* INSTRUCTIONS TO FOLLOW
Of the lines below, how many hold the string "videoconferenza"? Give only the number.

##### ENTRIES #####

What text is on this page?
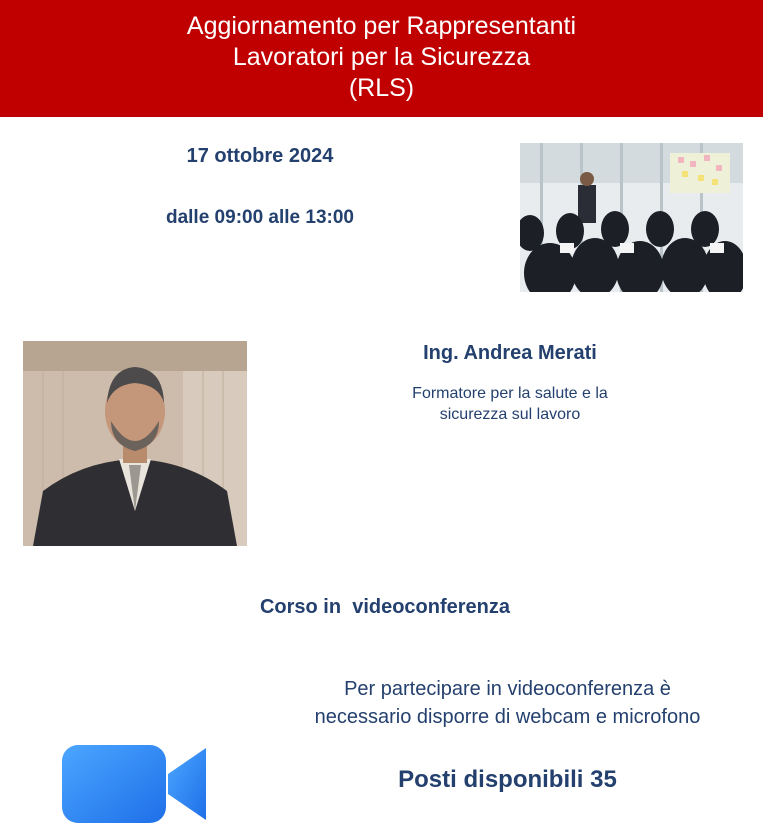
Aggiornamento per Rappresentanti
Lavoratori per la Sicurezza
(RLS)
17 ottobre 2024
dalle 09:00 alle 13:00
Ing. Andrea Merati
Formatore per la salute e la
sicurezza sul lavoro
Corso in  videoconferenza
Per partecipare in videoconferenza è
necessario disporre di webcam e microfono
Posti disponibili 35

#####

* EXERCISE SOLUTION
2